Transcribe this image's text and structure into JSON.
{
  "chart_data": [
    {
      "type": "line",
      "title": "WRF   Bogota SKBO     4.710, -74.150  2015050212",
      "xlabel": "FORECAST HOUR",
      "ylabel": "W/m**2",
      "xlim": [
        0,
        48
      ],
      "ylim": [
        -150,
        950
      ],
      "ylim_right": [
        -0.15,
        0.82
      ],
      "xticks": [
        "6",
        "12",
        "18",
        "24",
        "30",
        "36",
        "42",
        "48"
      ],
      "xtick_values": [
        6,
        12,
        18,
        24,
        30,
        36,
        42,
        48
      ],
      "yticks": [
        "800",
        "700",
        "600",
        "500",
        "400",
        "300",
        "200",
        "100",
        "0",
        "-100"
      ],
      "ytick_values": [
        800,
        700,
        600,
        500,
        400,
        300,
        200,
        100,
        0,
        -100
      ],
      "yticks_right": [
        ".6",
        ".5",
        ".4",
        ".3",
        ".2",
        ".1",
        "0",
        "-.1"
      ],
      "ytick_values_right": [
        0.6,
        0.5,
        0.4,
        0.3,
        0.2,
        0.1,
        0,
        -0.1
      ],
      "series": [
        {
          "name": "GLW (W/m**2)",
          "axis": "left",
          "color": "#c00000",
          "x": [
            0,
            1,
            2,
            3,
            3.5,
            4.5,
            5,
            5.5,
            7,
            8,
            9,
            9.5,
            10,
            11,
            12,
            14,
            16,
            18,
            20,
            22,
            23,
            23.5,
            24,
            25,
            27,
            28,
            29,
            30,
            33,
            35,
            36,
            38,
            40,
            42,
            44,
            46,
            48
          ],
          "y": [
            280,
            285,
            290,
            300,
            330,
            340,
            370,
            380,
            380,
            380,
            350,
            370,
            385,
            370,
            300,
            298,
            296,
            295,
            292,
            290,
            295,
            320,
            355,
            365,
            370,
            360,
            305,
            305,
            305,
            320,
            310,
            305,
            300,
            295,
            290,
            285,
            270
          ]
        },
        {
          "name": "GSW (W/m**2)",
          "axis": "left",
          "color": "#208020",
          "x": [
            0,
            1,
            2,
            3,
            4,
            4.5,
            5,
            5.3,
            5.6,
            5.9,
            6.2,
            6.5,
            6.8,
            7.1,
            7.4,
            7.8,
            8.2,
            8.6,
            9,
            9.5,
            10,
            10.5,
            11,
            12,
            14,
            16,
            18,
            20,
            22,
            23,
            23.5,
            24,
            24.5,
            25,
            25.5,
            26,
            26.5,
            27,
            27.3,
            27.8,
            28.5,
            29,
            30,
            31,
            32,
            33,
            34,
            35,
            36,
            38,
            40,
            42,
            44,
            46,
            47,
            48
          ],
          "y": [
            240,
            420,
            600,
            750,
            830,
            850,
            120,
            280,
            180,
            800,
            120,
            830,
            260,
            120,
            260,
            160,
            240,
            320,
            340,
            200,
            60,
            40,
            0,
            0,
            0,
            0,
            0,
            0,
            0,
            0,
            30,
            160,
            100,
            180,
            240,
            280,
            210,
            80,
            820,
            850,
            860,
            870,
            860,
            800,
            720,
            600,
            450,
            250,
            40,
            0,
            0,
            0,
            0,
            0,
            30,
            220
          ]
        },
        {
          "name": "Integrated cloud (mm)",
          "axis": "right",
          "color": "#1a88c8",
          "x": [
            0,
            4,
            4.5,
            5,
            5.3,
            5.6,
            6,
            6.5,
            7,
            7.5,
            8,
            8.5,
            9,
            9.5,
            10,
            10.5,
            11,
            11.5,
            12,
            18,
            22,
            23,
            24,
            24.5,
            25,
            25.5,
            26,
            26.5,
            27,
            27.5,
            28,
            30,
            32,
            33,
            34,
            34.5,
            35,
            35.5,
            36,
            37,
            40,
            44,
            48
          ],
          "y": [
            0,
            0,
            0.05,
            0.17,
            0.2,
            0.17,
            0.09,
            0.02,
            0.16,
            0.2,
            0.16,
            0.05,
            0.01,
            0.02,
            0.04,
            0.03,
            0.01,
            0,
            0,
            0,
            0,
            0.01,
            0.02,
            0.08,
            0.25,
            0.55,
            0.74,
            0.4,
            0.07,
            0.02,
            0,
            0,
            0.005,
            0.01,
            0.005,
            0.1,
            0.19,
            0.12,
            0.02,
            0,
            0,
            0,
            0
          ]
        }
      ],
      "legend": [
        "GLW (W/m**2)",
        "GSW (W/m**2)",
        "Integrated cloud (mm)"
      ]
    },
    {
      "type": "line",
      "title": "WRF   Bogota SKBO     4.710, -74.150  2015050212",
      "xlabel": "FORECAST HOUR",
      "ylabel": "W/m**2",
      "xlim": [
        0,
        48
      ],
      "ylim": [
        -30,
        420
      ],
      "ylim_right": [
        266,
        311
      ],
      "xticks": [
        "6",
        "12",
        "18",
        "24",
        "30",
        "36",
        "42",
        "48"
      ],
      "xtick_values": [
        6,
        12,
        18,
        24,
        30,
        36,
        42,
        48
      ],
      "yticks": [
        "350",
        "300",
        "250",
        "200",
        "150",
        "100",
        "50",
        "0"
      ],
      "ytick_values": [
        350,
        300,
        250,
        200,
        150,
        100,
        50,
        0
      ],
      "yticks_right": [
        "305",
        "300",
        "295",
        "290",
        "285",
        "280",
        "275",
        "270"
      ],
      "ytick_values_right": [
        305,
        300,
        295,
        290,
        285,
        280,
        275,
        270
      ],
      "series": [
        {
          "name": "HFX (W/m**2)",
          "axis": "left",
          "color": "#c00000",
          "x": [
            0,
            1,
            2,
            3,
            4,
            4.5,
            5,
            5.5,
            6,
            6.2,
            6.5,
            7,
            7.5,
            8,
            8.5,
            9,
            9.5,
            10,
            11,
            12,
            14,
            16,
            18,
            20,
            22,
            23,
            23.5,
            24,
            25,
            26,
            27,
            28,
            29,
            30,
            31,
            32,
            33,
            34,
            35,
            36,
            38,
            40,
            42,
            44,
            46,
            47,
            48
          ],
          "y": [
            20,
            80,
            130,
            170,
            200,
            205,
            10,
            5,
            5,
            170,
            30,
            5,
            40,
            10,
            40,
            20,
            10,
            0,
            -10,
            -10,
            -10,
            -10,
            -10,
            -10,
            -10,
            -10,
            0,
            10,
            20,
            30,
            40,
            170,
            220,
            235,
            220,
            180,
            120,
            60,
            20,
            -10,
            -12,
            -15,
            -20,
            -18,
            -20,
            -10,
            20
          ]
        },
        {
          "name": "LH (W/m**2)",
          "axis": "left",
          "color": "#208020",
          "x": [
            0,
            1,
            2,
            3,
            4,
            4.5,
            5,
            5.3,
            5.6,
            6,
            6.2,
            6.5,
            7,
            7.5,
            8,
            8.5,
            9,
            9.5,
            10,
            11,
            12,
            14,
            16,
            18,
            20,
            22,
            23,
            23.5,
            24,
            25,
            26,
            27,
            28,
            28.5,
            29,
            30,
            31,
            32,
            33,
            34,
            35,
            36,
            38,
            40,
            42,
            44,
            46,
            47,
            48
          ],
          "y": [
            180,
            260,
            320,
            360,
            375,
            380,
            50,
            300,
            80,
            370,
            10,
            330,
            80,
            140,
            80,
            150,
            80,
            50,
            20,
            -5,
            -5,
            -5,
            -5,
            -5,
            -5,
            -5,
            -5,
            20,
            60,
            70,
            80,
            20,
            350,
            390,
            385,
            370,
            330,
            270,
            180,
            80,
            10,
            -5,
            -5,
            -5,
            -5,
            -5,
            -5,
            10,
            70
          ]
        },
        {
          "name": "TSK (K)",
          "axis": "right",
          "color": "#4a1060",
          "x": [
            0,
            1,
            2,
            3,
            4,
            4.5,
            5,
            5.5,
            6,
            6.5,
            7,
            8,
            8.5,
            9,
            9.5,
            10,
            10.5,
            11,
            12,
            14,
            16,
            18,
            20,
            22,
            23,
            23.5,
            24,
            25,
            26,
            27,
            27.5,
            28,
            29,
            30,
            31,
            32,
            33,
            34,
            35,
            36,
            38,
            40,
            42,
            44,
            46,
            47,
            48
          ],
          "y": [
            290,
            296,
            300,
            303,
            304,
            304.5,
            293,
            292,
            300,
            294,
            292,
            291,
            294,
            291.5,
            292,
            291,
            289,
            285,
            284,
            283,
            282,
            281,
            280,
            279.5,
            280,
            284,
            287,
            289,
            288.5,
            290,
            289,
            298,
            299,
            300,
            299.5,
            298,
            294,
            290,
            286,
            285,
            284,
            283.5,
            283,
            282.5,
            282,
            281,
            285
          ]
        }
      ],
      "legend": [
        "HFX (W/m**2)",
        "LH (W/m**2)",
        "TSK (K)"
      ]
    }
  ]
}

=====

> **Set exercise**: From the entries, report each line that includes the word "Integrated".

> **Reply to the exercise**:
          "name": "Integrated cloud (mm)",
        "Integrated cloud (mm)"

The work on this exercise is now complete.